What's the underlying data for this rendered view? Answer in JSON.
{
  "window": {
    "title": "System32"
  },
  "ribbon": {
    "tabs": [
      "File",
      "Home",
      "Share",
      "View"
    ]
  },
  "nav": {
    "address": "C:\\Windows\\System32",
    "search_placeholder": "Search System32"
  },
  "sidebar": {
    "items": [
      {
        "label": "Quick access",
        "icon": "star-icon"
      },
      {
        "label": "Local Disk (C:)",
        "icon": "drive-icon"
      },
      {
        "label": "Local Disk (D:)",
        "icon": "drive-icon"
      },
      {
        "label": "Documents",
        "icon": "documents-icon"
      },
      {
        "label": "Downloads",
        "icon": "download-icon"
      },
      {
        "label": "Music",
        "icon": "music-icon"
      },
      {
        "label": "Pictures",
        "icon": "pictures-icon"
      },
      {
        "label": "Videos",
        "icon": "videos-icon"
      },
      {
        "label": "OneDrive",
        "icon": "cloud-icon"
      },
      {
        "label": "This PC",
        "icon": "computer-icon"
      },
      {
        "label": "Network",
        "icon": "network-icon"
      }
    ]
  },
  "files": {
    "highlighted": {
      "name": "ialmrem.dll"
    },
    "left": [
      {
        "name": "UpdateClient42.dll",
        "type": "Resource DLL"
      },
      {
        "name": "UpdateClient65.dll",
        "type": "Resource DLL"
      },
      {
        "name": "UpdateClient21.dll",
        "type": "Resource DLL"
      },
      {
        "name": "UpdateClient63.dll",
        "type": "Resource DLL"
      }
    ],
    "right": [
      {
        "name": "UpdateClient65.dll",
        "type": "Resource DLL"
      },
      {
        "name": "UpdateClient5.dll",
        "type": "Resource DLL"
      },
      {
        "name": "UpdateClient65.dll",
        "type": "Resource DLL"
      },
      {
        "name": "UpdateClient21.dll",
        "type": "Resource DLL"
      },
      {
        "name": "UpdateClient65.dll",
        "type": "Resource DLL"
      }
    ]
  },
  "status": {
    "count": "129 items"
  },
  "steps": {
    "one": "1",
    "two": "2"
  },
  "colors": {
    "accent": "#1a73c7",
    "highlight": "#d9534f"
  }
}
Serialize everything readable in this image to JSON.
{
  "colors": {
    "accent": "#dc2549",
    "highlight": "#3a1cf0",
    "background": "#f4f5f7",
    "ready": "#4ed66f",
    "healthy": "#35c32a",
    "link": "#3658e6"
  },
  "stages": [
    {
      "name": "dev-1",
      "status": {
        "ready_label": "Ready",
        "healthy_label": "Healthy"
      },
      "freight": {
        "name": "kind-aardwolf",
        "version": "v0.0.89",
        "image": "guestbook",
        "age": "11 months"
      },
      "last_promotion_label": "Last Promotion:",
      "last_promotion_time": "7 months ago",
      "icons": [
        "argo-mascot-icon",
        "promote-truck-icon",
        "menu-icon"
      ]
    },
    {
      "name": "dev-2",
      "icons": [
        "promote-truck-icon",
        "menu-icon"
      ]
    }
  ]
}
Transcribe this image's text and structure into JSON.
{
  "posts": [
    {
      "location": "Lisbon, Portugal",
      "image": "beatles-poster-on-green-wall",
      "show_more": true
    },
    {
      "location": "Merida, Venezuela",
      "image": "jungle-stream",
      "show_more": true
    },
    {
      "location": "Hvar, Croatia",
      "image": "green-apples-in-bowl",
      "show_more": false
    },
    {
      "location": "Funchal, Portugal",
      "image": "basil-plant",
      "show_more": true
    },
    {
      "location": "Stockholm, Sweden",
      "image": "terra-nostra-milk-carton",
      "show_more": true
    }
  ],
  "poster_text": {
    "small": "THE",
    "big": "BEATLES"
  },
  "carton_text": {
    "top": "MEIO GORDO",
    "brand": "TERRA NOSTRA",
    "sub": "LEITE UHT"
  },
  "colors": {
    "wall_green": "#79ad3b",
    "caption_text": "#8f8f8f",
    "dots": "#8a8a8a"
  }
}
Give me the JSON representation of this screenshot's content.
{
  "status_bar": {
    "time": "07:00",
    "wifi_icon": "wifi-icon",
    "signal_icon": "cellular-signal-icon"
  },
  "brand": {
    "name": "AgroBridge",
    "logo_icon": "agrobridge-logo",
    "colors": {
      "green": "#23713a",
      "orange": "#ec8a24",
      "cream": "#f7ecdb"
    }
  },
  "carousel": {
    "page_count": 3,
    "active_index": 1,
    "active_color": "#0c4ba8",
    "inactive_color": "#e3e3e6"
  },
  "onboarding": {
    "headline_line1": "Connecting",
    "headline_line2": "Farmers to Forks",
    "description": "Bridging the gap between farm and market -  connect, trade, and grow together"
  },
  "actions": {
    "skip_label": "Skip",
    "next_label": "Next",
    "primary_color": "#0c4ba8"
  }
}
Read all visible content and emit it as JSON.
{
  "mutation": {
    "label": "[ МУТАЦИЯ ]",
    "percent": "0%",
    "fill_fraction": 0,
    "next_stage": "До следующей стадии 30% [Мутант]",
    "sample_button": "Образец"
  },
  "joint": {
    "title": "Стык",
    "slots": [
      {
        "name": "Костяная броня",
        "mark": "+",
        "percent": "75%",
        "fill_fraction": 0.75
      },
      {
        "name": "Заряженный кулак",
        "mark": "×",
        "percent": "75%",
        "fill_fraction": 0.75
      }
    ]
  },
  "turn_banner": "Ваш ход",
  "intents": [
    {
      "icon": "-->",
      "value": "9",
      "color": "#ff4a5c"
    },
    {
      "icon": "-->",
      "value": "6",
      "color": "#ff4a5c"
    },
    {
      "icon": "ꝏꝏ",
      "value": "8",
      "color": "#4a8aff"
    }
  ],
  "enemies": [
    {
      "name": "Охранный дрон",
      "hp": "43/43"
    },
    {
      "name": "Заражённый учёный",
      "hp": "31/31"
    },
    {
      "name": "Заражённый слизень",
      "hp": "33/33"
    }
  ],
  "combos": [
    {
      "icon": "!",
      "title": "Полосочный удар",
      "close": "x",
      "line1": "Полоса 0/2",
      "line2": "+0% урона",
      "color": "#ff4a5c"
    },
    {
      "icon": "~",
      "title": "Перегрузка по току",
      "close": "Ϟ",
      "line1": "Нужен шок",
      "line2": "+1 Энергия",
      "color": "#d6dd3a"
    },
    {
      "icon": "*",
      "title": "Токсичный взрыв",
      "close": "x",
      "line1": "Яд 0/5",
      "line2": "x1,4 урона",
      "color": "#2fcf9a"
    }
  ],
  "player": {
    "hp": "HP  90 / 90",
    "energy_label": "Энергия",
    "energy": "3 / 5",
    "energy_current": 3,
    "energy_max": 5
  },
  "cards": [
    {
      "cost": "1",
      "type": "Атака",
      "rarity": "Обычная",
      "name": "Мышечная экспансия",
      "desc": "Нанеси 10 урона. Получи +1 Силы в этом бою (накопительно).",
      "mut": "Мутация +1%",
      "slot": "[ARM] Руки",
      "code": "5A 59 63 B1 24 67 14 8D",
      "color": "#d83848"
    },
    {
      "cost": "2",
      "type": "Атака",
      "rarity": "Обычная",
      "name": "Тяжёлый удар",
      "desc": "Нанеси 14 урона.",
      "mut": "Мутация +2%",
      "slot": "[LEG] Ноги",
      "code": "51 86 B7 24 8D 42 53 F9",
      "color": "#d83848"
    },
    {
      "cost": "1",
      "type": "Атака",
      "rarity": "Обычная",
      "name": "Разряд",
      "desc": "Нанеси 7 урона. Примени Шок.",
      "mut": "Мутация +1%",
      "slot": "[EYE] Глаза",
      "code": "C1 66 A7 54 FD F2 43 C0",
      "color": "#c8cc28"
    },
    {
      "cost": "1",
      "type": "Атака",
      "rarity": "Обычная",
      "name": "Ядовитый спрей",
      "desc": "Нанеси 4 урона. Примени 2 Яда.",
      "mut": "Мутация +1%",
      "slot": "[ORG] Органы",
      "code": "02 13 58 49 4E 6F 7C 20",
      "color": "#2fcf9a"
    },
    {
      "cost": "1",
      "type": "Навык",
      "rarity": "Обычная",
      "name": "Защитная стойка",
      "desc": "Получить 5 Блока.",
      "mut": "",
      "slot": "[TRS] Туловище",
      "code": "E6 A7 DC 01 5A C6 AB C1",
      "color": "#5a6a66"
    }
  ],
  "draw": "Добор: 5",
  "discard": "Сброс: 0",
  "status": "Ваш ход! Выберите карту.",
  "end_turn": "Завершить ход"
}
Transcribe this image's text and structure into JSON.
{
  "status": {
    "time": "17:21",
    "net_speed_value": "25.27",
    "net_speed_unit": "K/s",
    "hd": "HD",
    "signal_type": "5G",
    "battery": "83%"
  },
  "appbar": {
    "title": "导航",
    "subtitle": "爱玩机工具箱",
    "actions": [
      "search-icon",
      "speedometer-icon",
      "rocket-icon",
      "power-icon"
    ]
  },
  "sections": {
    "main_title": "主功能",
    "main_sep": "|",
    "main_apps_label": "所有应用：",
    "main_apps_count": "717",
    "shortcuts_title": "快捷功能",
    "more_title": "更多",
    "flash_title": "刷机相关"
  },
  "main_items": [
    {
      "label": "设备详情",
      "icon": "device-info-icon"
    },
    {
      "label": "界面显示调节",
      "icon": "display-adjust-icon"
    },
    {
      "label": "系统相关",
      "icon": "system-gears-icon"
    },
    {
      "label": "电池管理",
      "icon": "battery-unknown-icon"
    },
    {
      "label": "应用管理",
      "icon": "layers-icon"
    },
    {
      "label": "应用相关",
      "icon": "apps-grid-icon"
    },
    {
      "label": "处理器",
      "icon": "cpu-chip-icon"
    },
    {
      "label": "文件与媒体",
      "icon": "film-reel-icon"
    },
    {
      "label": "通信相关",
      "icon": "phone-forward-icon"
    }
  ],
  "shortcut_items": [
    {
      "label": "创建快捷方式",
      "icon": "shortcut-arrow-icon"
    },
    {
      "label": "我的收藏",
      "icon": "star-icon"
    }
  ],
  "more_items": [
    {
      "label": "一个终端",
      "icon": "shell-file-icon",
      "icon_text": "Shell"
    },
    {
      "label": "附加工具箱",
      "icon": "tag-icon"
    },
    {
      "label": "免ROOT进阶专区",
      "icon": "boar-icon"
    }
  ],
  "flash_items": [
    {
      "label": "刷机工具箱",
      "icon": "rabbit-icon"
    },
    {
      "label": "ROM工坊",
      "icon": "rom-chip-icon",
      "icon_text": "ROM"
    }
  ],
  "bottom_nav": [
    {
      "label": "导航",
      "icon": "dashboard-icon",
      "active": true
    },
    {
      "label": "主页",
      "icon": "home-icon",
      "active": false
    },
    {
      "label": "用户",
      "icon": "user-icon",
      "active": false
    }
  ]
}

§ §

▸ DESCRIPTION OF THE TASK: Pick out all lines containing the string "image".

▸ CORRECT OUTPUT:
Serialize everything readable in this image to JSON.
        "image": "guestbook",
Transcribe this image's text and structure into JSON.
      "image": "beatles-poster-on-green-wall",
      "image": "jungle-stream",
      "image": "green-apples-in-bowl",
      "image": "basil-plant",
      "image": "terra-nostra-milk-carton",
Transcribe this image's text and structure into JSON.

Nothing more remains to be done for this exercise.